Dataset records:
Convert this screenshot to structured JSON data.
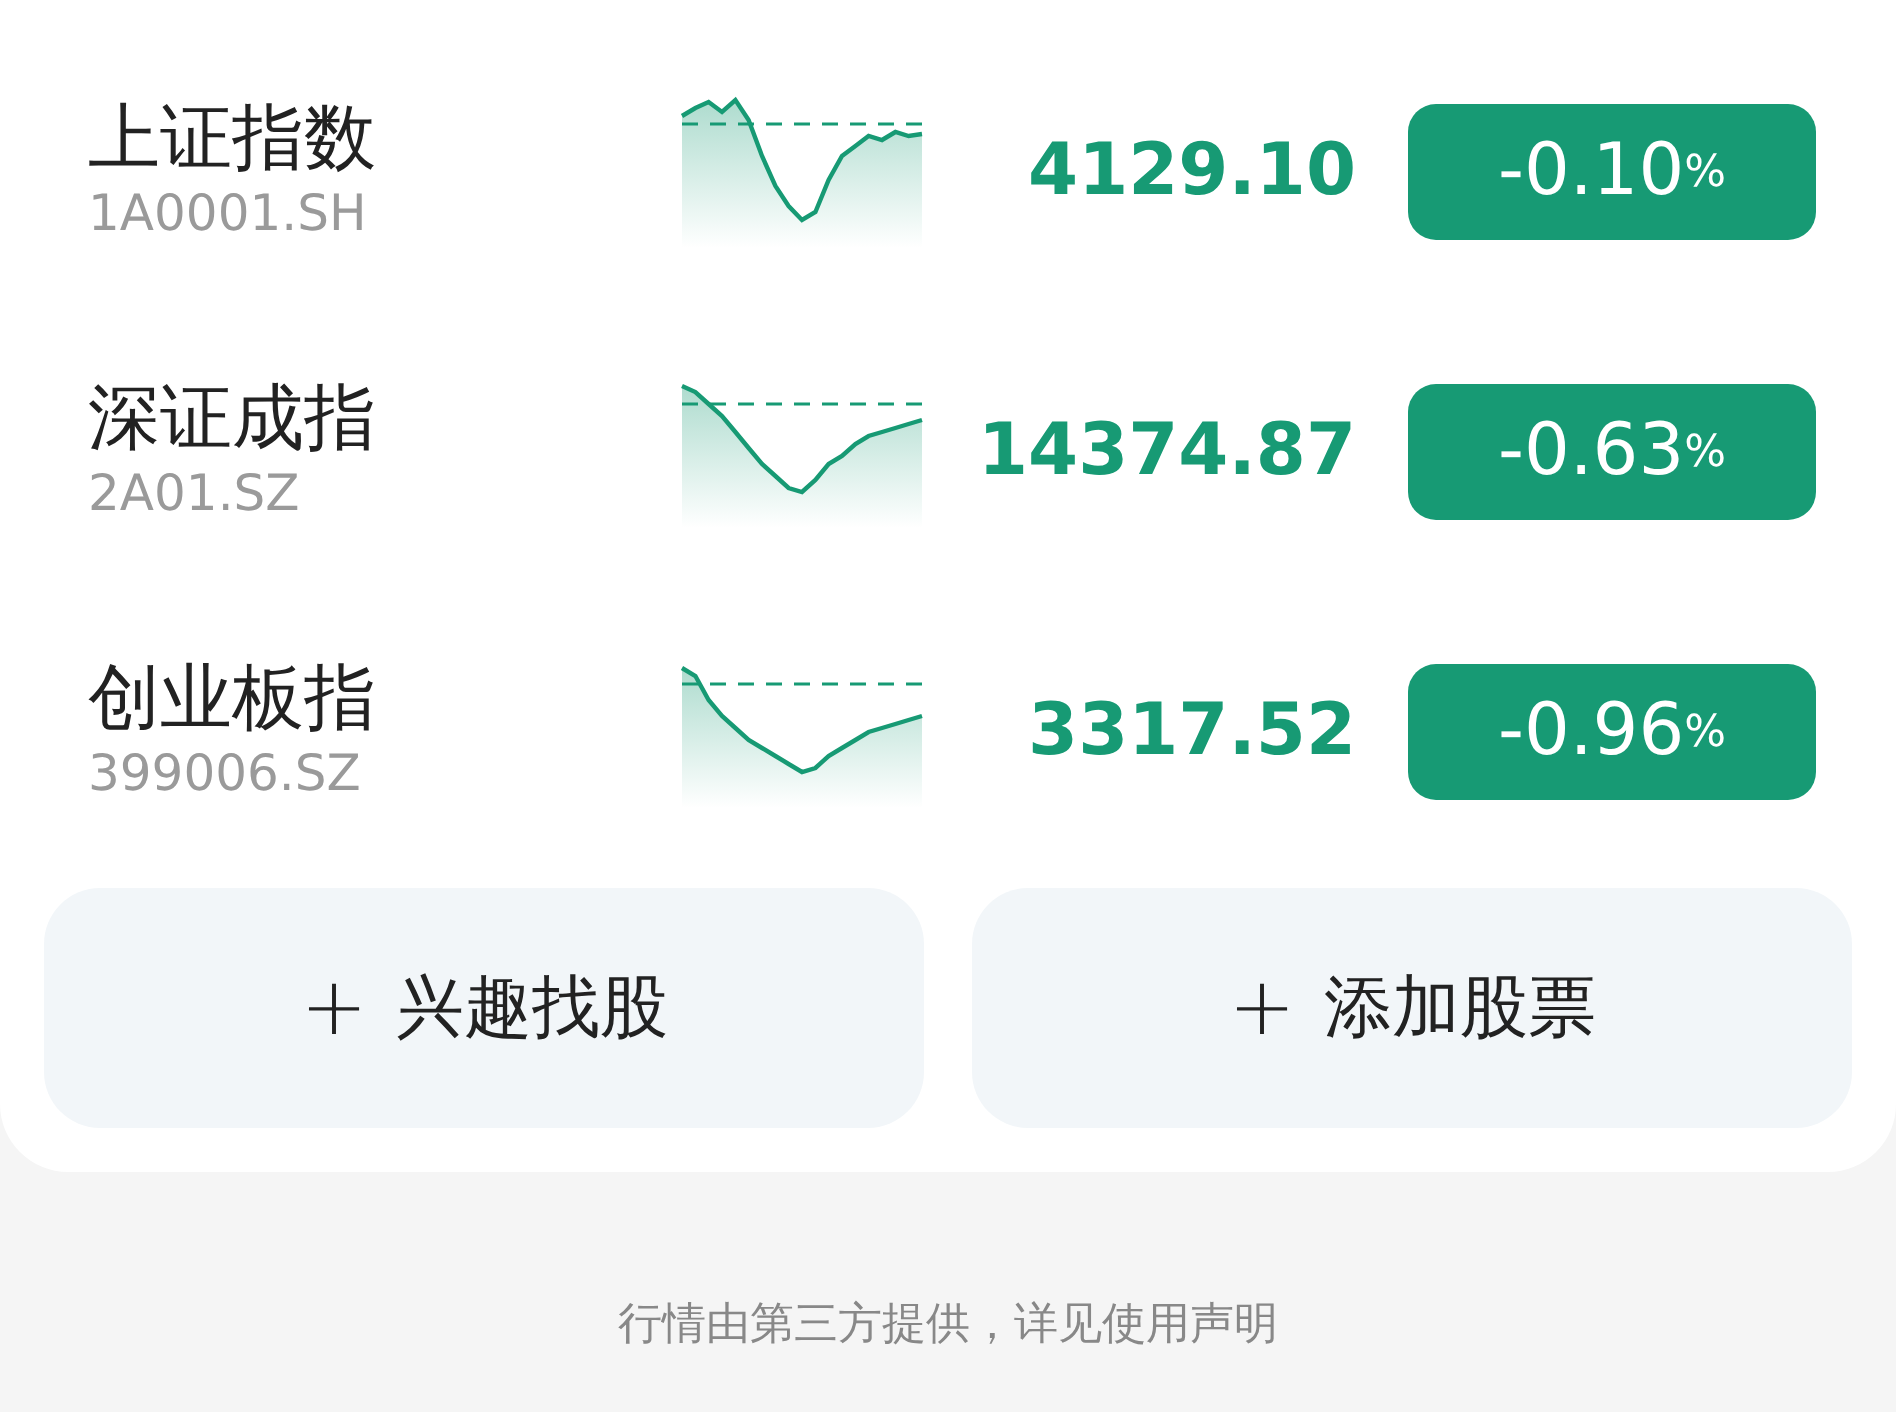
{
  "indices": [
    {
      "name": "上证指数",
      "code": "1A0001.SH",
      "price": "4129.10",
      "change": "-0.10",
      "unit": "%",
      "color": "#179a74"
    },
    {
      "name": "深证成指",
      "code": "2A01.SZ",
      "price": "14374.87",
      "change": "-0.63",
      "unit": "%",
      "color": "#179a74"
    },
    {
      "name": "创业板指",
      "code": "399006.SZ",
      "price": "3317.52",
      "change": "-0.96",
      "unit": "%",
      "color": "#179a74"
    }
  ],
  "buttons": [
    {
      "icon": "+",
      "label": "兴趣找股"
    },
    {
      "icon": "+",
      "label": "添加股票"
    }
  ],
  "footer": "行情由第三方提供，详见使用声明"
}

* * *

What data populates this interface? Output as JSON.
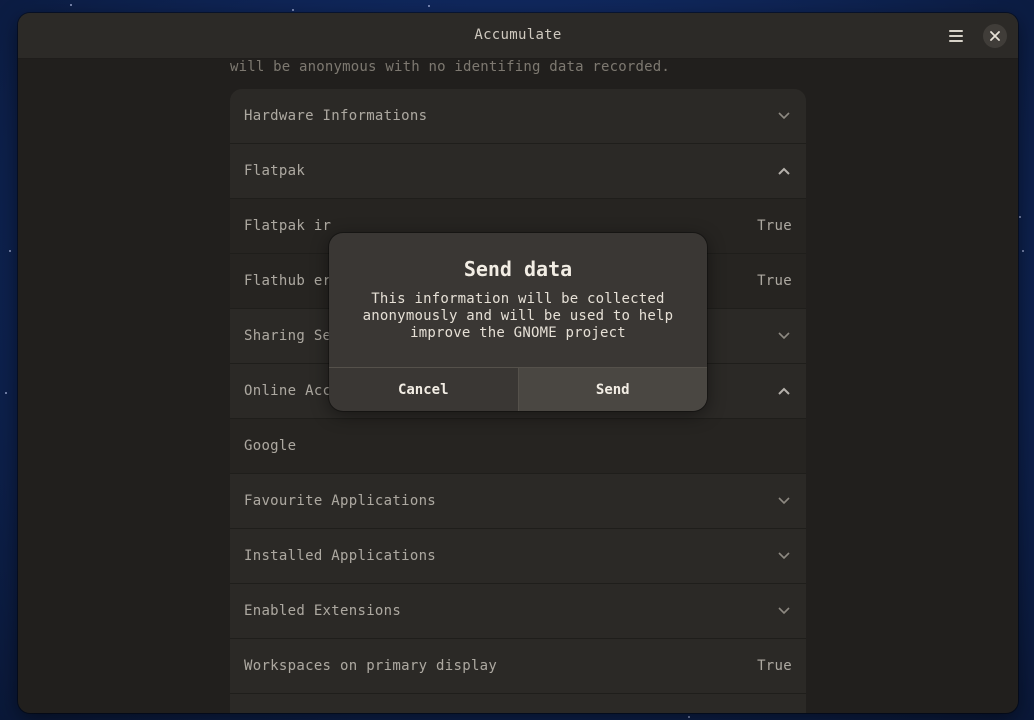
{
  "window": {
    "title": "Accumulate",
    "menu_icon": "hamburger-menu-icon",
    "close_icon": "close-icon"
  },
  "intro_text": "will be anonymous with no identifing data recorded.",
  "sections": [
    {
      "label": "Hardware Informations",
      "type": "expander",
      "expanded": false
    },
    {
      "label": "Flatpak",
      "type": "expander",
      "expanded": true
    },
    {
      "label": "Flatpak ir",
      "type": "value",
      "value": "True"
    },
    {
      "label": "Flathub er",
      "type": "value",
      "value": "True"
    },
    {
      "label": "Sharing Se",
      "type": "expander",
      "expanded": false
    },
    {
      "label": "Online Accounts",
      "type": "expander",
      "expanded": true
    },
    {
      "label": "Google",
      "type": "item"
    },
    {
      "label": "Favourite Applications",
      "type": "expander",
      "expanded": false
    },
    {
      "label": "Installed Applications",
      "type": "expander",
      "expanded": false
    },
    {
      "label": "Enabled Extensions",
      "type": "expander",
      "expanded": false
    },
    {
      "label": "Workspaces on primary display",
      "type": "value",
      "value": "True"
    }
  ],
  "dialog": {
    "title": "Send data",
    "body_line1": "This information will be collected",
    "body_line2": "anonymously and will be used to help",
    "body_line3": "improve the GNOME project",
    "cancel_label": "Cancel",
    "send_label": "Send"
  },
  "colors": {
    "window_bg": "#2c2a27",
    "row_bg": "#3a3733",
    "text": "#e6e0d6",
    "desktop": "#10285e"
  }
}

**INSTRUCTIONS TO FOLLOW:** Which lines hold the string "JSON"? Copy all of them from the data above.

**RESPONSE:**
Convert this screenshot to structured JSON data.
What data populates this interface? Output as JSON.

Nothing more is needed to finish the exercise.